**Task details:** Could you give the data below again, exactly and completely?

+ + + +

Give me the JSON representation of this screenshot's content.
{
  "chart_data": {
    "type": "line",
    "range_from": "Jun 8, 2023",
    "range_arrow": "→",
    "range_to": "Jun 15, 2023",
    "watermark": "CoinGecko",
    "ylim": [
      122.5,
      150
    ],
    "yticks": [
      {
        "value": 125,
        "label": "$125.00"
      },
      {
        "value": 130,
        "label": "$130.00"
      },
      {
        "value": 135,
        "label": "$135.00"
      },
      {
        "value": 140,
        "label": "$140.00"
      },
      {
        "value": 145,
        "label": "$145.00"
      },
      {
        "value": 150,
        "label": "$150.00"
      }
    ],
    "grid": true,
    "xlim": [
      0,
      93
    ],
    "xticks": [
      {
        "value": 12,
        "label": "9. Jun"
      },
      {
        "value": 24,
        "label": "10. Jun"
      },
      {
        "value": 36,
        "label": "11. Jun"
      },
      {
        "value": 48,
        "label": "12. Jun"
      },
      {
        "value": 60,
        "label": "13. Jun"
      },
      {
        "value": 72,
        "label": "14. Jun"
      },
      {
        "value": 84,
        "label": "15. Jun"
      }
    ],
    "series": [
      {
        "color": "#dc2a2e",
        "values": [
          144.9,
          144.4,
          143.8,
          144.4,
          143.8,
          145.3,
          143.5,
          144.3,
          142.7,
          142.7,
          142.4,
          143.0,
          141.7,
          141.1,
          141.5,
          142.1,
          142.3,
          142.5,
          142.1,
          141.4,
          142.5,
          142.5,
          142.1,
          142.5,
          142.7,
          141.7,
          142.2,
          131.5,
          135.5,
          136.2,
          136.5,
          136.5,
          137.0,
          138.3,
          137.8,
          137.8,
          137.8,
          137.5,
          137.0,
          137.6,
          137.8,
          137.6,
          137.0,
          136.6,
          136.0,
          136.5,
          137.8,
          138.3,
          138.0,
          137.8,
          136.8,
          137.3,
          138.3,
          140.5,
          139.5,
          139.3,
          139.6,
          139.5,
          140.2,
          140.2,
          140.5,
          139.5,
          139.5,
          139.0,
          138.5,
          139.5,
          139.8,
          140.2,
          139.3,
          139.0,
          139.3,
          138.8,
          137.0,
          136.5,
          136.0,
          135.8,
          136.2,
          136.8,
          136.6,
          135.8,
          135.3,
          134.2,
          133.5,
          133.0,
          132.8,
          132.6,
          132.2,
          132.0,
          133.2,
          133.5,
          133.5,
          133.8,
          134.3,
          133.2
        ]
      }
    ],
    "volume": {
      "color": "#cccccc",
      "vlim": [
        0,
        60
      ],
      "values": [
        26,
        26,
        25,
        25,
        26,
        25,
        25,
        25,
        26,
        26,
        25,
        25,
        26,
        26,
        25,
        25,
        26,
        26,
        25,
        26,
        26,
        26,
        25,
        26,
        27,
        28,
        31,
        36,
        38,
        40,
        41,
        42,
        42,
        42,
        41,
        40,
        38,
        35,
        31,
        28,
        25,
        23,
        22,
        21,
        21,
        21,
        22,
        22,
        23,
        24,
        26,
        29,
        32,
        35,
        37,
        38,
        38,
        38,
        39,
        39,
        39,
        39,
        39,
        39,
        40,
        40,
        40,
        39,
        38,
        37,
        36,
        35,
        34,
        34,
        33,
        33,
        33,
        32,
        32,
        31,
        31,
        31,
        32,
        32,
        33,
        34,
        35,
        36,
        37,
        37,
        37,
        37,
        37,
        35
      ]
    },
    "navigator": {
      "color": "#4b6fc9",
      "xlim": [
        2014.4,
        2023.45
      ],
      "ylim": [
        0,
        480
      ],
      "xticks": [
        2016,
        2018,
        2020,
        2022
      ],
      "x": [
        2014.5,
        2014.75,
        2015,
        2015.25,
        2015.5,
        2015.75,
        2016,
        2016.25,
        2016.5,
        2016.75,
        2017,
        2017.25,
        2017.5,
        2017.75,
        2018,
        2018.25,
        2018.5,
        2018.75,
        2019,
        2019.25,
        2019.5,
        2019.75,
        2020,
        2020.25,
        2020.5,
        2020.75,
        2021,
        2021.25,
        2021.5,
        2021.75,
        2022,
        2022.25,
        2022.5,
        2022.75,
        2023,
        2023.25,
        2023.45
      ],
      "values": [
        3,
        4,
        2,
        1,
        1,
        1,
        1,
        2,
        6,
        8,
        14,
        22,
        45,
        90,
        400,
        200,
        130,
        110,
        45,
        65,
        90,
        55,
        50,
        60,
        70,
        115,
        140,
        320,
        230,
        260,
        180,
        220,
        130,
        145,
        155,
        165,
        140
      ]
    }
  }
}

+ + + +

**Full output:**
Give me the JSON representation of this screenshot's content.
{
  "chart_data": {
    "type": "line",
    "range_from": "Jun 8, 2023",
    "range_arrow": "→",
    "range_to": "Jun 15, 2023",
    "watermark": "CoinGecko",
    "ylim": [
      122.5,
      150
    ],
    "yticks": [
      {
        "value": 125,
        "label": "$125.00"
      },
      {
        "value": 130,
        "label": "$130.00"
      },
      {
        "value": 135,
        "label": "$135.00"
      },
      {
        "value": 140,
        "label": "$140.00"
      },
      {
        "value": 145,
        "label": "$145.00"
      },
      {
        "value": 150,
        "label": "$150.00"
      }
    ],
    "grid": true,
    "xlim": [
      0,
      93
    ],
    "xticks": [
      {
        "value": 12,
        "label": "9. Jun"
      },
      {
        "value": 24,
        "label": "10. Jun"
      },
      {
        "value": 36,
        "label": "11. Jun"
      },
      {
        "value": 48,
        "label": "12. Jun"
      },
      {
        "value": 60,
        "label": "13. Jun"
      },
      {
        "value": 72,
        "label": "14. Jun"
      },
      {
        "value": 84,
        "label": "15. Jun"
      }
    ],
    "series": [
      {
        "color": "#dc2a2e",
        "values": [
          144.9,
          144.4,
          143.8,
          144.4,
          143.8,
          145.3,
          143.5,
          144.3,
          142.7,
          142.7,
          142.4,
          143.0,
          141.7,
          141.1,
          141.5,
          142.1,
          142.3,
          142.5,
          142.1,
          141.4,
          142.5,
          142.5,
          142.1,
          142.5,
          142.7,
          141.7,
          142.2,
          131.5,
          135.5,
          136.2,
          136.5,
          136.5,
          137.0,
          138.3,
          137.8,
          137.8,
          137.8,
          137.5,
          137.0,
          137.6,
          137.8,
          137.6,
          137.0,
          136.6,
          136.0,
          136.5,
          137.8,
          138.3,
          138.0,
          137.8,
          136.8,
          137.3,
          138.3,
          140.5,
          139.5,
          139.3,
          139.6,
          139.5,
          140.2,
          140.2,
          140.5,
          139.5,
          139.5,
          139.0,
          138.5,
          139.5,
          139.8,
          140.2,
          139.3,
          139.0,
          139.3,
          138.8,
          137.0,
          136.5,
          136.0,
          135.8,
          136.2,
          136.8,
          136.6,
          135.8,
          135.3,
          134.2,
          133.5,
          133.0,
          132.8,
          132.6,
          132.2,
          132.0,
          133.2,
          133.5,
          133.5,
          133.8,
          134.3,
          133.2
        ]
      }
    ],
    "volume": {
      "color": "#cccccc",
      "vlim": [
        0,
        60
      ],
      "values": [
        26,
        26,
        25,
        25,
        26,
        25,
        25,
        25,
        26,
        26,
        25,
        25,
        26,
        26,
        25,
        25,
        26,
        26,
        25,
        26,
        26,
        26,
        25,
        26,
        27,
        28,
        31,
        36,
        38,
        40,
        41,
        42,
        42,
        42,
        41,
        40,
        38,
        35,
        31,
        28,
        25,
        23,
        22,
        21,
        21,
        21,
        22,
        22,
        23,
        24,
        26,
        29,
        32,
        35,
        37,
        38,
        38,
        38,
        39,
        39,
        39,
        39,
        39,
        39,
        40,
        40,
        40,
        39,
        38,
        37,
        36,
        35,
        34,
        34,
        33,
        33,
        33,
        32,
        32,
        31,
        31,
        31,
        32,
        32,
        33,
        34,
        35,
        36,
        37,
        37,
        37,
        37,
        37,
        35
      ]
    },
    "navigator": {
      "color": "#4b6fc9",
      "xlim": [
        2014.4,
        2023.45
      ],
      "ylim": [
        0,
        480
      ],
      "xticks": [
        2016,
        2018,
        2020,
        2022
      ],
      "x": [
        2014.5,
        2014.75,
        2015,
        2015.25,
        2015.5,
        2015.75,
        2016,
        2016.25,
        2016.5,
        2016.75,
        2017,
        2017.25,
        2017.5,
        2017.75,
        2018,
        2018.25,
        2018.5,
        2018.75,
        2019,
        2019.25,
        2019.5,
        2019.75,
        2020,
        2020.25,
        2020.5,
        2020.75,
        2021,
        2021.25,
        2021.5,
        2021.75,
        2022,
        2022.25,
        2022.5,
        2022.75,
        2023,
        2023.25,
        2023.45
      ],
      "values": [
        3,
        4,
        2,
        1,
        1,
        1,
        1,
        2,
        6,
        8,
        14,
        22,
        45,
        90,
        400,
        200,
        130,
        110,
        45,
        65,
        90,
        55,
        50,
        60,
        70,
        115,
        140,
        320,
        230,
        260,
        180,
        220,
        130,
        145,
        155,
        165,
        140
      ]
    }
  }
}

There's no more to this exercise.